_Available records:_

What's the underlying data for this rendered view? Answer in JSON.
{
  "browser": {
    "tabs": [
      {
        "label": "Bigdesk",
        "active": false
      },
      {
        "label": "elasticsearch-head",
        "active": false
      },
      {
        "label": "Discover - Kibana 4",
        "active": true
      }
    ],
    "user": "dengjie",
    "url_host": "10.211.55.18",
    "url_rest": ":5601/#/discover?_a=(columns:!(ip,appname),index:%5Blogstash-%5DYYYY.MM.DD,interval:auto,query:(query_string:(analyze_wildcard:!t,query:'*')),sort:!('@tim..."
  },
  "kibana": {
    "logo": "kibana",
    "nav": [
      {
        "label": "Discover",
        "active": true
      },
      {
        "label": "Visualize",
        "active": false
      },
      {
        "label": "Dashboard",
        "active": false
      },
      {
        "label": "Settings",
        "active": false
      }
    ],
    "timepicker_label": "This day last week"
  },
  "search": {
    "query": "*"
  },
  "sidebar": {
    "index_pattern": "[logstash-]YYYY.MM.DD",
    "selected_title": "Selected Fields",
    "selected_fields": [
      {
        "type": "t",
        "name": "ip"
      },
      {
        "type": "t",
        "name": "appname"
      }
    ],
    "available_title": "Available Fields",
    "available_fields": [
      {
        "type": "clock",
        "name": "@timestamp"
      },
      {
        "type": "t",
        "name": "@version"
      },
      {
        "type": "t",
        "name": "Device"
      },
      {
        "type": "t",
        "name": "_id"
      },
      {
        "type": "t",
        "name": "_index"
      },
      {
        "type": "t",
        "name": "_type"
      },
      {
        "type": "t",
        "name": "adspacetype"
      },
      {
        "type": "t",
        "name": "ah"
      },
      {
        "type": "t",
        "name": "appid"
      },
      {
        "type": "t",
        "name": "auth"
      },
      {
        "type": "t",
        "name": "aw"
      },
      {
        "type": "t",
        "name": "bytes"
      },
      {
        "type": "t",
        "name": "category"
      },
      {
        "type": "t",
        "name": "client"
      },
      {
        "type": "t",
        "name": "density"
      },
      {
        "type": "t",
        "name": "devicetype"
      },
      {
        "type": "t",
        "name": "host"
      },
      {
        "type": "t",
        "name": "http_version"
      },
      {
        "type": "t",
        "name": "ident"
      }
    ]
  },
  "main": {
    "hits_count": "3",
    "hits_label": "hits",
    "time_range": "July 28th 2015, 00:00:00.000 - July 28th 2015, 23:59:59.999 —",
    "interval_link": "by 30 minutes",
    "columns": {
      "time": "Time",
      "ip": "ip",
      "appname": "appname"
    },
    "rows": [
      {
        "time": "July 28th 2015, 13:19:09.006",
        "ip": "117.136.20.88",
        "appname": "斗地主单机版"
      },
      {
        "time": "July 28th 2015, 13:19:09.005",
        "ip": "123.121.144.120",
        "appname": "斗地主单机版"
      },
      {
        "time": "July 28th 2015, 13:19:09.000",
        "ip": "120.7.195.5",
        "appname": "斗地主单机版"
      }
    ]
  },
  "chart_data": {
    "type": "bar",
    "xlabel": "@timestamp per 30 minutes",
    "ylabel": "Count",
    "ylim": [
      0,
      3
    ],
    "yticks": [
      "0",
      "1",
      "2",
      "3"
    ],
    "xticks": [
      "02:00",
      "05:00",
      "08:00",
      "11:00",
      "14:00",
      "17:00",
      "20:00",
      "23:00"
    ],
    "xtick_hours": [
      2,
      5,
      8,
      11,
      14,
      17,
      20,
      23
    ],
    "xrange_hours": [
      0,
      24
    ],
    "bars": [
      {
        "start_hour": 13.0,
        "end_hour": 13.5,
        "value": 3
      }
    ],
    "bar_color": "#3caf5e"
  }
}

_Task objective:_ Nothing should be changed: write out all of the data as is.

_Solved problem:_
What's the underlying data for this rendered view? Answer in JSON.
{
  "browser": {
    "tabs": [
      {
        "label": "Bigdesk",
        "active": false
      },
      {
        "label": "elasticsearch-head",
        "active": false
      },
      {
        "label": "Discover - Kibana 4",
        "active": true
      }
    ],
    "user": "dengjie",
    "url_host": "10.211.55.18",
    "url_rest": ":5601/#/discover?_a=(columns:!(ip,appname),index:%5Blogstash-%5DYYYY.MM.DD,interval:auto,query:(query_string:(analyze_wildcard:!t,query:'*')),sort:!('@tim..."
  },
  "kibana": {
    "logo": "kibana",
    "nav": [
      {
        "label": "Discover",
        "active": true
      },
      {
        "label": "Visualize",
        "active": false
      },
      {
        "label": "Dashboard",
        "active": false
      },
      {
        "label": "Settings",
        "active": false
      }
    ],
    "timepicker_label": "This day last week"
  },
  "search": {
    "query": "*"
  },
  "sidebar": {
    "index_pattern": "[logstash-]YYYY.MM.DD",
    "selected_title": "Selected Fields",
    "selected_fields": [
      {
        "type": "t",
        "name": "ip"
      },
      {
        "type": "t",
        "name": "appname"
      }
    ],
    "available_title": "Available Fields",
    "available_fields": [
      {
        "type": "clock",
        "name": "@timestamp"
      },
      {
        "type": "t",
        "name": "@version"
      },
      {
        "type": "t",
        "name": "Device"
      },
      {
        "type": "t",
        "name": "_id"
      },
      {
        "type": "t",
        "name": "_index"
      },
      {
        "type": "t",
        "name": "_type"
      },
      {
        "type": "t",
        "name": "adspacetype"
      },
      {
        "type": "t",
        "name": "ah"
      },
      {
        "type": "t",
        "name": "appid"
      },
      {
        "type": "t",
        "name": "auth"
      },
      {
        "type": "t",
        "name": "aw"
      },
      {
        "type": "t",
        "name": "bytes"
      },
      {
        "type": "t",
        "name": "category"
      },
      {
        "type": "t",
        "name": "client"
      },
      {
        "type": "t",
        "name": "density"
      },
      {
        "type": "t",
        "name": "devicetype"
      },
      {
        "type": "t",
        "name": "host"
      },
      {
        "type": "t",
        "name": "http_version"
      },
      {
        "type": "t",
        "name": "ident"
      }
    ]
  },
  "main": {
    "hits_count": "3",
    "hits_label": "hits",
    "time_range": "July 28th 2015, 00:00:00.000 - July 28th 2015, 23:59:59.999 —",
    "interval_link": "by 30 minutes",
    "columns": {
      "time": "Time",
      "ip": "ip",
      "appname": "appname"
    },
    "rows": [
      {
        "time": "July 28th 2015, 13:19:09.006",
        "ip": "117.136.20.88",
        "appname": "斗地主单机版"
      },
      {
        "time": "July 28th 2015, 13:19:09.005",
        "ip": "123.121.144.120",
        "appname": "斗地主单机版"
      },
      {
        "time": "July 28th 2015, 13:19:09.000",
        "ip": "120.7.195.5",
        "appname": "斗地主单机版"
      }
    ]
  },
  "chart_data": {
    "type": "bar",
    "xlabel": "@timestamp per 30 minutes",
    "ylabel": "Count",
    "ylim": [
      0,
      3
    ],
    "yticks": [
      "0",
      "1",
      "2",
      "3"
    ],
    "xticks": [
      "02:00",
      "05:00",
      "08:00",
      "11:00",
      "14:00",
      "17:00",
      "20:00",
      "23:00"
    ],
    "xtick_hours": [
      2,
      5,
      8,
      11,
      14,
      17,
      20,
      23
    ],
    "xrange_hours": [
      0,
      24
    ],
    "bars": [
      {
        "start_hour": 13.0,
        "end_hour": 13.5,
        "value": 3
      }
    ],
    "bar_color": "#3caf5e"
  }
}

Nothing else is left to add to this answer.